• _REQUIRED WORK_:
Arrange the lines between the one holding "watermark-sub: 助你轻松解决 [390,814,469,828]" and the one holding "Extract all elements", inclusive, as a Markdown table with the columns Index and Entry. Number each line in order and skip any blank lines.
━━━━━━━━━━
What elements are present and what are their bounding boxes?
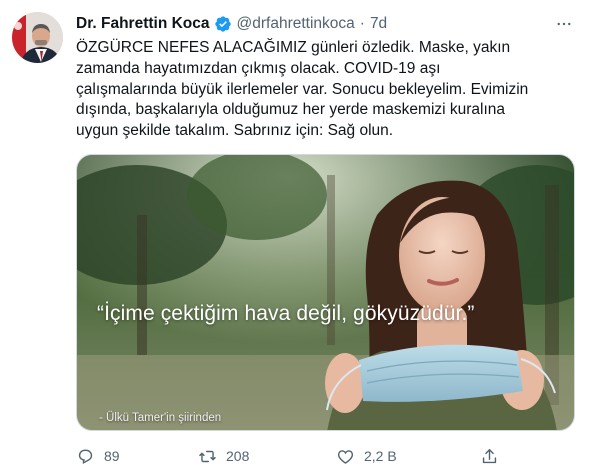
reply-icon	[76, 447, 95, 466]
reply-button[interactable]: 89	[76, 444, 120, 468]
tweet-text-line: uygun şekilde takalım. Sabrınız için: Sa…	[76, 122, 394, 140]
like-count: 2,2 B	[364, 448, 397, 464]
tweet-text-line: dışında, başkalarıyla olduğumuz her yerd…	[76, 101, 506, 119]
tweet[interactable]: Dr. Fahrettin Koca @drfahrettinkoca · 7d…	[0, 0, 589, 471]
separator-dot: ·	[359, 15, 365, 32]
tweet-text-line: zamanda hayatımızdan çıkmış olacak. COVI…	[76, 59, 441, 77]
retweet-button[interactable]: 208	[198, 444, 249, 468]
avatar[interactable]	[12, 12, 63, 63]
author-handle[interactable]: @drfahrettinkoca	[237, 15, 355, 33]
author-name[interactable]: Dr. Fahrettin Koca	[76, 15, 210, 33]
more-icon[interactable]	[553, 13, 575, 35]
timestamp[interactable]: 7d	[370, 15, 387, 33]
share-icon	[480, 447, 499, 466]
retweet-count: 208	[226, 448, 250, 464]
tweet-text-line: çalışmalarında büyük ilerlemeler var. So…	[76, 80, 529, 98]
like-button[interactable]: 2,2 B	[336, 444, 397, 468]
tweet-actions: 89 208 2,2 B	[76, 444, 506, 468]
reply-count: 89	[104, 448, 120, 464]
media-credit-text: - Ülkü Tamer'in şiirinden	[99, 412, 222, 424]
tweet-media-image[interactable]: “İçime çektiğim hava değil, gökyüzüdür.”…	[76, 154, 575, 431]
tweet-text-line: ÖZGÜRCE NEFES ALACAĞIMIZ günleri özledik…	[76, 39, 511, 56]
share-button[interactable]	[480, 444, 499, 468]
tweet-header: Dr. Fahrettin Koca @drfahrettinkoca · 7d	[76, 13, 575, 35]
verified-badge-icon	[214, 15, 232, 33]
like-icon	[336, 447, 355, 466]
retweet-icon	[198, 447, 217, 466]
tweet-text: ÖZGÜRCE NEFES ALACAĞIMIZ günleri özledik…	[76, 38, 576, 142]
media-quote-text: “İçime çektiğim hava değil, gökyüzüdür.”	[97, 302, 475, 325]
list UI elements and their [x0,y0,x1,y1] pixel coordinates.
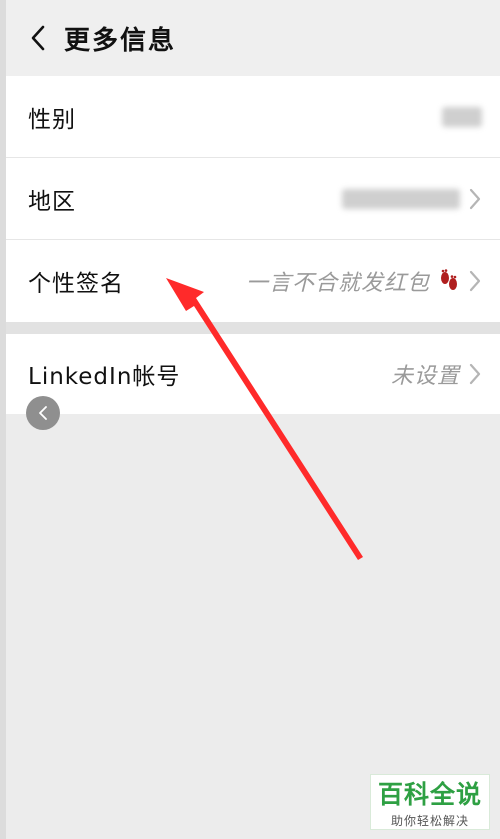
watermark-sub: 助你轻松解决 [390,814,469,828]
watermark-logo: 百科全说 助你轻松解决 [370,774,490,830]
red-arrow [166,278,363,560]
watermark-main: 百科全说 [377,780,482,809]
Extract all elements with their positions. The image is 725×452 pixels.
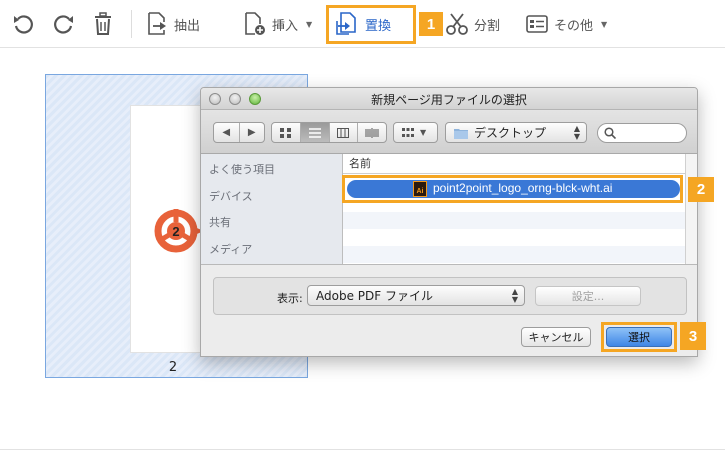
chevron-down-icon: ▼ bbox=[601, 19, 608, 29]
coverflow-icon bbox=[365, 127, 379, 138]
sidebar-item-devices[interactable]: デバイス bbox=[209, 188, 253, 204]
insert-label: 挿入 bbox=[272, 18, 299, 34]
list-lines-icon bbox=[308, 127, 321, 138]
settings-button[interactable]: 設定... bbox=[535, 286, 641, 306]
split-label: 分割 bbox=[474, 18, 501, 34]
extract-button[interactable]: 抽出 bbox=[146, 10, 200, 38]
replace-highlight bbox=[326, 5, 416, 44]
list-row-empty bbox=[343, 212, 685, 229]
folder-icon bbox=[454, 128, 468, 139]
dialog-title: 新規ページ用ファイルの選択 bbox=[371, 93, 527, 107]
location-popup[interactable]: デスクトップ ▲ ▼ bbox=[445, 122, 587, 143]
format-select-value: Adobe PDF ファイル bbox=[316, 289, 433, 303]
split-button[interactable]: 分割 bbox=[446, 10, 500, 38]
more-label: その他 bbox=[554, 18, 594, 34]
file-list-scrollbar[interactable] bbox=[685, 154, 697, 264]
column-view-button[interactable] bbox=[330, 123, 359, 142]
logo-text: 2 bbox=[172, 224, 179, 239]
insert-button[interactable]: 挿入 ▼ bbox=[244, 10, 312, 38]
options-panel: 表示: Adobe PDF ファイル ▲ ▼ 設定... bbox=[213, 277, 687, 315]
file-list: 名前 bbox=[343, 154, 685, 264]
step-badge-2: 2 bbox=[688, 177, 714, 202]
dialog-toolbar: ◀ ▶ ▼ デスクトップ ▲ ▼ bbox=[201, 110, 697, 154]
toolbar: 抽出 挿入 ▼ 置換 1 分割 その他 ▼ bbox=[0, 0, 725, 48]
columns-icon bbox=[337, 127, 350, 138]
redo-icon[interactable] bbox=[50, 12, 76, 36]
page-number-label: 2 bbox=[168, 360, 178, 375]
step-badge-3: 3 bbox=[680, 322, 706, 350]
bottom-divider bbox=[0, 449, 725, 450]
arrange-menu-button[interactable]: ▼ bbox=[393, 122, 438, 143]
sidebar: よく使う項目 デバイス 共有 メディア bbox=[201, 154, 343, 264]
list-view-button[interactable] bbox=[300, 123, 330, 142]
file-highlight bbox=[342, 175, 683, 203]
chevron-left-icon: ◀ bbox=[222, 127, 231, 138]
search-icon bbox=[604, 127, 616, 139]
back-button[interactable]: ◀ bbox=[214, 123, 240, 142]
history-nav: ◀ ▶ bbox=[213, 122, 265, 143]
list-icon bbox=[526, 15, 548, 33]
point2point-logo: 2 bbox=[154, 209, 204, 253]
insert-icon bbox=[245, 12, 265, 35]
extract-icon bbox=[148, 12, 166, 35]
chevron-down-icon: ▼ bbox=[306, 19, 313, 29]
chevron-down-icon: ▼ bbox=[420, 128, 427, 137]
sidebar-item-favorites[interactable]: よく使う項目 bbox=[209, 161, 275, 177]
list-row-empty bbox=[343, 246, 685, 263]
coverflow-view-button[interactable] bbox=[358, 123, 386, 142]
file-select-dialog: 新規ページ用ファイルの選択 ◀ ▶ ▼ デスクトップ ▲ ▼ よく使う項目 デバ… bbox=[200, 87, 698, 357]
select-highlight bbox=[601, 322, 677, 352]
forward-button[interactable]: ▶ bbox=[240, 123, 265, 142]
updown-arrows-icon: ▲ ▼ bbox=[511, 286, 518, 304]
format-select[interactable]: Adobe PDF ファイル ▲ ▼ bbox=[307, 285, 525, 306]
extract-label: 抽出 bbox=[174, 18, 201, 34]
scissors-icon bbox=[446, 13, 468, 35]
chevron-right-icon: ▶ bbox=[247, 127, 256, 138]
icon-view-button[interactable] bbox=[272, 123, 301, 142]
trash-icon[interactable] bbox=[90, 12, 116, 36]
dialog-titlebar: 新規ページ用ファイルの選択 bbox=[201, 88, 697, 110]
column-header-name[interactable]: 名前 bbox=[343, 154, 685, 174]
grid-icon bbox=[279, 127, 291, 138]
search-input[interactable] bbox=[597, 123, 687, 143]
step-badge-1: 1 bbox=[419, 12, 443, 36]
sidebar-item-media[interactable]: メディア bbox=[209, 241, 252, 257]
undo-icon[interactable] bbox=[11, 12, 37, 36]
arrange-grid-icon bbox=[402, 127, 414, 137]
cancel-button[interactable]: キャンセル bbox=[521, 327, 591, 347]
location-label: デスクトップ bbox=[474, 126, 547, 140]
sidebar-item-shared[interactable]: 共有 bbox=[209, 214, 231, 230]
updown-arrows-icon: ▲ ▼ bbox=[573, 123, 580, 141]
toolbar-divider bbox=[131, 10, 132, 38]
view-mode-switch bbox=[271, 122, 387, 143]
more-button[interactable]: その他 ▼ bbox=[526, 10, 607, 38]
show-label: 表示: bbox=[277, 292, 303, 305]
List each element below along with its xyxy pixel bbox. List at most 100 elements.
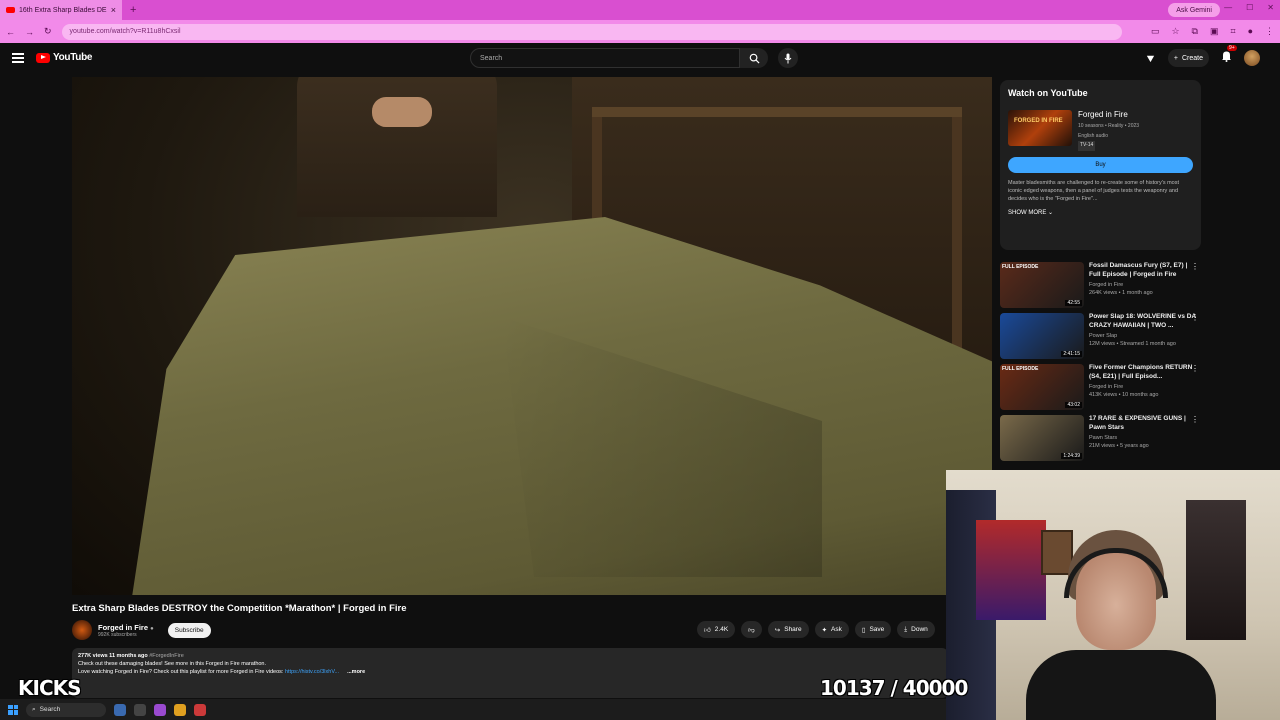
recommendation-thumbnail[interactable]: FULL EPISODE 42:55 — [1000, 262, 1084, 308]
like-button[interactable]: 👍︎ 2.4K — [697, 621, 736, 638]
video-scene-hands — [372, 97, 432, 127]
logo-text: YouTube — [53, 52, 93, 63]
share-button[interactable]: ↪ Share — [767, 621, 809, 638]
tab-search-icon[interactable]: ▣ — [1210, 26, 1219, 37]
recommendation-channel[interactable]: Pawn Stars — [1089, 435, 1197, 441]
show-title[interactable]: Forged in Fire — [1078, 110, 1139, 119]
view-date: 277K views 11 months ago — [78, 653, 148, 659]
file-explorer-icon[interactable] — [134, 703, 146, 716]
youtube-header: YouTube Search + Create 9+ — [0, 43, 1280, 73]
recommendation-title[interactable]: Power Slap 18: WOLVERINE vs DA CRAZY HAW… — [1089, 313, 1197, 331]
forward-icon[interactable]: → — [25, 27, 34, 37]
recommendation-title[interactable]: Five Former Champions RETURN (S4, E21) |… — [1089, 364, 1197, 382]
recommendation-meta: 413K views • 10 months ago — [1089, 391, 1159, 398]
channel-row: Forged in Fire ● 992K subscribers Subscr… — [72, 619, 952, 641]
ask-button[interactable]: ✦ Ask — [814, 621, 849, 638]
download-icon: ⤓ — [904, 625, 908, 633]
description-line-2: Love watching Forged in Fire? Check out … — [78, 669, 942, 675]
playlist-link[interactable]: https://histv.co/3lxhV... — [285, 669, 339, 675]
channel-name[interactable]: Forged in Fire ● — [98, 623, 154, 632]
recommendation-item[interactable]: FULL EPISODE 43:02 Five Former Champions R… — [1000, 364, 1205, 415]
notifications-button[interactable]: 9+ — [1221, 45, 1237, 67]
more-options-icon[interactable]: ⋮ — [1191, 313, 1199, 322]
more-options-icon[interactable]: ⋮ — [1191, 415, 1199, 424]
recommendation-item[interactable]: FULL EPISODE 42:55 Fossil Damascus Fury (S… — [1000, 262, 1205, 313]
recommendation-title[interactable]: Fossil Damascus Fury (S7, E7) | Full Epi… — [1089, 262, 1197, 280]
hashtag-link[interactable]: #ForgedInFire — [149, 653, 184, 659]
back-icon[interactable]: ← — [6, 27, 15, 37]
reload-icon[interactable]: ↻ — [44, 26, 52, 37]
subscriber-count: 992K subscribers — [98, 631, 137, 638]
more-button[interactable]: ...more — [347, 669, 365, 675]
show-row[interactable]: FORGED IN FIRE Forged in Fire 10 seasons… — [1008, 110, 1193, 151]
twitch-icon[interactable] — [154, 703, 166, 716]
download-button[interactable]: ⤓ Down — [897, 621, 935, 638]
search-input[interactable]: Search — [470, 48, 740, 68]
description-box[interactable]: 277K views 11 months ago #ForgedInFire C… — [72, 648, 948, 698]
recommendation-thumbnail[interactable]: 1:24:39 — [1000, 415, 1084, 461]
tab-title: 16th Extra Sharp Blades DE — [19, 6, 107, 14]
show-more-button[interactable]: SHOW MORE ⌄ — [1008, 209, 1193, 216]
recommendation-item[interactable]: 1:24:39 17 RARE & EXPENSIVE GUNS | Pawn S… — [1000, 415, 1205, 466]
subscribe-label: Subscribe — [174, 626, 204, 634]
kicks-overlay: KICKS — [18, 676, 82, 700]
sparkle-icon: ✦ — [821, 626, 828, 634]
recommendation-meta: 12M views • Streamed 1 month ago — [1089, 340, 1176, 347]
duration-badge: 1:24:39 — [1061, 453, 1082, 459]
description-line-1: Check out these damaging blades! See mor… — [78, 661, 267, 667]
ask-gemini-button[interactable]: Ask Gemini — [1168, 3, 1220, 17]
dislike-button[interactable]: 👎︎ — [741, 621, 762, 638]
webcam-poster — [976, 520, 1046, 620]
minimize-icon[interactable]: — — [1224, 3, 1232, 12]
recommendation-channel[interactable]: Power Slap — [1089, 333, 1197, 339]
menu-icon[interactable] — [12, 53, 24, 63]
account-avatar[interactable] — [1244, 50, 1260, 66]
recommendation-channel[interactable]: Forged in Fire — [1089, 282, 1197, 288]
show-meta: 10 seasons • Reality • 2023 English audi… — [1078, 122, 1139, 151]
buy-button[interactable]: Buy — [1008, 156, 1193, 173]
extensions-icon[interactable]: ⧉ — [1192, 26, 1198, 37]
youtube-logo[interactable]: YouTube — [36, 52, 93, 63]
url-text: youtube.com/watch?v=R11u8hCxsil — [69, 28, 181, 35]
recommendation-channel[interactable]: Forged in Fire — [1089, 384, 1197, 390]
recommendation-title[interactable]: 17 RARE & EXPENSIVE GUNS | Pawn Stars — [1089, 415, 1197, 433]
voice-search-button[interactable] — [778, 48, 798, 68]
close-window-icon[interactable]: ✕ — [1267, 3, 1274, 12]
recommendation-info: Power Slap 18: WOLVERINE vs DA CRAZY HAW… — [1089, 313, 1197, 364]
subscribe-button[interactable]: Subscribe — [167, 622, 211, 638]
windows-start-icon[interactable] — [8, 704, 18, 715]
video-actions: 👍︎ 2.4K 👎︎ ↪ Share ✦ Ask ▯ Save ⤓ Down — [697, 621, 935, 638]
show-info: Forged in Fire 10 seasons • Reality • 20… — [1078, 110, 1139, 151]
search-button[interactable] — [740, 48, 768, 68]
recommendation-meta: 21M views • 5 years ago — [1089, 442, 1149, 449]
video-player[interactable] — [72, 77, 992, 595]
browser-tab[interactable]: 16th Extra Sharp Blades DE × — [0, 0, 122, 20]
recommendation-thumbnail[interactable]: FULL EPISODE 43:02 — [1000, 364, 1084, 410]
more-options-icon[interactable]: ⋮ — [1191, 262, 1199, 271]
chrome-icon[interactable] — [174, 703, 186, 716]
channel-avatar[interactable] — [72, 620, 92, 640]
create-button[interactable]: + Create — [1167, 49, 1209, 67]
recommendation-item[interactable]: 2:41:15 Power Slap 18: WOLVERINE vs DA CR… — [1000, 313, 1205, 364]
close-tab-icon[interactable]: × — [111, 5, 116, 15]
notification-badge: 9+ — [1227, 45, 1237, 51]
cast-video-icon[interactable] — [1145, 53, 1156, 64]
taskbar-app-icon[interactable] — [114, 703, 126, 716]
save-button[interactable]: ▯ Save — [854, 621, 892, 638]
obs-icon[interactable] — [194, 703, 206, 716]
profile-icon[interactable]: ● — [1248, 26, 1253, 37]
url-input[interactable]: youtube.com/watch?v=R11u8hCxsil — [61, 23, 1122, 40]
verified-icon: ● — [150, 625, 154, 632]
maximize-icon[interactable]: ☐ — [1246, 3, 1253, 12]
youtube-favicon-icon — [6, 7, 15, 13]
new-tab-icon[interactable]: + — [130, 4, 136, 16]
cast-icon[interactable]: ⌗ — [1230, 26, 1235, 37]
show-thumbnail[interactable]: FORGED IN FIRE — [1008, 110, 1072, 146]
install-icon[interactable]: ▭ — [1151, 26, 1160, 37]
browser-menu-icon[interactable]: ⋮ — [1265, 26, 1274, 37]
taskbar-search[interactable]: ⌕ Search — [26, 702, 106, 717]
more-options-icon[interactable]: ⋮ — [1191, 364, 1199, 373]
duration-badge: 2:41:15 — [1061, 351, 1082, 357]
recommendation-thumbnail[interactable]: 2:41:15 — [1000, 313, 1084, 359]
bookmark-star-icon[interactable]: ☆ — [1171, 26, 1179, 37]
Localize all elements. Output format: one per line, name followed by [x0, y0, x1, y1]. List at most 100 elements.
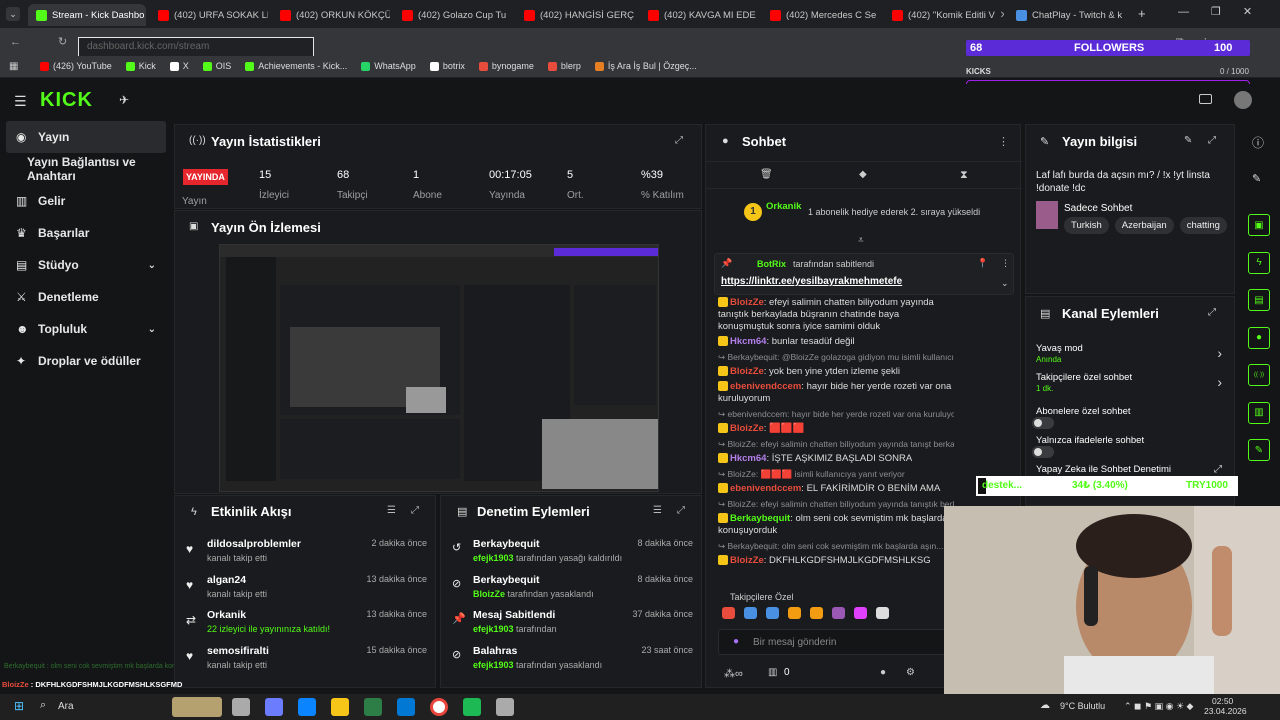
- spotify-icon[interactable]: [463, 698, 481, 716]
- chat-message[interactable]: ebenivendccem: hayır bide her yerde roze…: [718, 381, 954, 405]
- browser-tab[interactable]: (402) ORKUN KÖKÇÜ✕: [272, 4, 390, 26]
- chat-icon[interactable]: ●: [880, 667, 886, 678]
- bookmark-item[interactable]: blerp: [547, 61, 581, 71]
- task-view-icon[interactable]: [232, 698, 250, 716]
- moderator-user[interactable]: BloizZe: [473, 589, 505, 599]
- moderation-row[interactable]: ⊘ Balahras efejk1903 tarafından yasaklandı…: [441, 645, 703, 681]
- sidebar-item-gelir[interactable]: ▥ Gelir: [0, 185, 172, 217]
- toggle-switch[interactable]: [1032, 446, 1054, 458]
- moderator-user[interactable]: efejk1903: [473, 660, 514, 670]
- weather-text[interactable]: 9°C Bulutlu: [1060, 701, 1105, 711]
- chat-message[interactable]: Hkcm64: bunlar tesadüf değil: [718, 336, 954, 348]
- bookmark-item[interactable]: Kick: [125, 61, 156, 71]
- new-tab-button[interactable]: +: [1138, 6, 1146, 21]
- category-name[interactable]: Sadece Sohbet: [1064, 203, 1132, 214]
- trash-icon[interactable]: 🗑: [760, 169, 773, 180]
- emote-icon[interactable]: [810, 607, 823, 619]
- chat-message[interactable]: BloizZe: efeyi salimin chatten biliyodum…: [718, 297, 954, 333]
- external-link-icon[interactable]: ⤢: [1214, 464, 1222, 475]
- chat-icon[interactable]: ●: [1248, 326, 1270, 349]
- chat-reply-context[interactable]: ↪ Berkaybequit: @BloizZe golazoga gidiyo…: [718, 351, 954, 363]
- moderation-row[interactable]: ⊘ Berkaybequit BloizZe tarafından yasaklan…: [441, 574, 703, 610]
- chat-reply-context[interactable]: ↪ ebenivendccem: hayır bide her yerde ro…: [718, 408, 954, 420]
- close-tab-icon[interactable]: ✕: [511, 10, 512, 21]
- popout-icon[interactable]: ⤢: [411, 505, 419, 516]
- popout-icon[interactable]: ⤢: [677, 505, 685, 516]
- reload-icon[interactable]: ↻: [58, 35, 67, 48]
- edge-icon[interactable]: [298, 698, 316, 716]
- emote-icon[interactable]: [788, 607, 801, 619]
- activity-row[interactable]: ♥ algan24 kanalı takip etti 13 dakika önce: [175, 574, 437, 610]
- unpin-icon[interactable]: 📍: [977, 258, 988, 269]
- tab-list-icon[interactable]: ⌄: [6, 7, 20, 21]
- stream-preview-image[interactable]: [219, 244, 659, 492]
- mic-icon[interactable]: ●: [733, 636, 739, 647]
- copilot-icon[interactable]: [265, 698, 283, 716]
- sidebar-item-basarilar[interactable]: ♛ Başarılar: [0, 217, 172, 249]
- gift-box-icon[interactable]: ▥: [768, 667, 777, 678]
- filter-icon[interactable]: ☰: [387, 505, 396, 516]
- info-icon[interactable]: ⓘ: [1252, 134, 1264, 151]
━━━━━━━━━━
• _EXERCISE ANSWER_:
| Index | Entry |
|---|---|
| 1 | watermark-sub: 助你轻松解决 [390,814,469,828] |
| 2 | watermark-logo: 百科全说 助你轻松解决 [370,774,490,830] |
| 3 | red-arrow [166,278,363,560] |
| 4 | watermark-main: 百科全说 [377,780,482,809] |
| 5 | Extract all elements with their positions. The image is 725×452 pixels. |